* What to do:
In the lines below, find how many contain the word "الطويل" and report that figure alone.

▶

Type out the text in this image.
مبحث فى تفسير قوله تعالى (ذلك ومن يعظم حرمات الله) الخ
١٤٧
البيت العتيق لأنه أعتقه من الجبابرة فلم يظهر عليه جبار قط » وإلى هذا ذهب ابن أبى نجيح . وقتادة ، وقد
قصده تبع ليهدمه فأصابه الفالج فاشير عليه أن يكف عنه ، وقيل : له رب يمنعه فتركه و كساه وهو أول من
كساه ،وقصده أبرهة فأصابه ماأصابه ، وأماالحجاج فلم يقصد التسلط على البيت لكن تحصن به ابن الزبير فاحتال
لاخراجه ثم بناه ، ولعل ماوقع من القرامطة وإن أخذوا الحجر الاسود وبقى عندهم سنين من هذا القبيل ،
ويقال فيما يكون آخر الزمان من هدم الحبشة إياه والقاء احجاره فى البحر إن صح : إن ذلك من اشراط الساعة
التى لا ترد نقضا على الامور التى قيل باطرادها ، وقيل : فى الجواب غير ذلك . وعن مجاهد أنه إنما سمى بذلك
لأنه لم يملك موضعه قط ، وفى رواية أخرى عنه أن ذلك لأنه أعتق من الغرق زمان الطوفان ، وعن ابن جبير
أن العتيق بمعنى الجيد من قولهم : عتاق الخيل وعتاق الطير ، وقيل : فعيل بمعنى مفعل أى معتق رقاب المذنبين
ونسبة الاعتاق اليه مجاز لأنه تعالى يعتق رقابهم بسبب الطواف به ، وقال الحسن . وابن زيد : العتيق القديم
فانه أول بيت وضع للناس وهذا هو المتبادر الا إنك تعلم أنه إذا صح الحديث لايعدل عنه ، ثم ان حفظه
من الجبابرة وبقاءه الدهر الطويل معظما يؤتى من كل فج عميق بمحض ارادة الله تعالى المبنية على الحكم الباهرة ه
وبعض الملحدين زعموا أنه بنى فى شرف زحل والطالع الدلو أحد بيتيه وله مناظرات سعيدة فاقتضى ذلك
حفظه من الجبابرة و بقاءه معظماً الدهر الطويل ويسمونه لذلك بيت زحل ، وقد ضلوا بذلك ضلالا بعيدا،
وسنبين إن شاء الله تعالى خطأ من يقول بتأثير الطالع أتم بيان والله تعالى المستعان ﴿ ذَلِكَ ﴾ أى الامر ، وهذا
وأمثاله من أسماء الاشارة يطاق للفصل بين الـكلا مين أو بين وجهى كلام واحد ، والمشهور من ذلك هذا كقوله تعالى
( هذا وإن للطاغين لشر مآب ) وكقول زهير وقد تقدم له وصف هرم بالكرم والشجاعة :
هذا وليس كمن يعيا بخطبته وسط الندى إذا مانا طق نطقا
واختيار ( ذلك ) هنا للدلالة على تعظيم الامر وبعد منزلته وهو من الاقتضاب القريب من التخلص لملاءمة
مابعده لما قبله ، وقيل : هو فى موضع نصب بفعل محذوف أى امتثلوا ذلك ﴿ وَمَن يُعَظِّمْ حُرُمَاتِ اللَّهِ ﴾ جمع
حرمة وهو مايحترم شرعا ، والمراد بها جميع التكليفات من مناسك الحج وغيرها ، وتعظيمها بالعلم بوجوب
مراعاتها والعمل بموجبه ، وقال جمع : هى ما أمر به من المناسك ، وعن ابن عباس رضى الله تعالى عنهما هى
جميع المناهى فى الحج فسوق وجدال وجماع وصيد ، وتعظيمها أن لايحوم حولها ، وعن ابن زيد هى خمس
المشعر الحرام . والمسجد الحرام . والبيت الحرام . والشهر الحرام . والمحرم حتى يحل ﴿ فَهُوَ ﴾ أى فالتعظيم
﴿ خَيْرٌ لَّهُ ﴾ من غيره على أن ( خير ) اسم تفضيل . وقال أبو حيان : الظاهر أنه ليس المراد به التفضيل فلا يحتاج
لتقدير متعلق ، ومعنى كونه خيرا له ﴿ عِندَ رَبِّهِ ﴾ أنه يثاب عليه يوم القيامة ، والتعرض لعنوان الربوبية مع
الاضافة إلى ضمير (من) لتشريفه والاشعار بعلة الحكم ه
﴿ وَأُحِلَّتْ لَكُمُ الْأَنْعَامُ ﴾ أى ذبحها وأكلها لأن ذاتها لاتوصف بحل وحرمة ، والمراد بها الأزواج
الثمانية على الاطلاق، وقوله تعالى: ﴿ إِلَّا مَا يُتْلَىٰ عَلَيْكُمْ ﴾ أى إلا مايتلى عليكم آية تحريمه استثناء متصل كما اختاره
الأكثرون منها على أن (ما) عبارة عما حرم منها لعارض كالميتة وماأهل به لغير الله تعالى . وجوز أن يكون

◀

* Finished answer:
2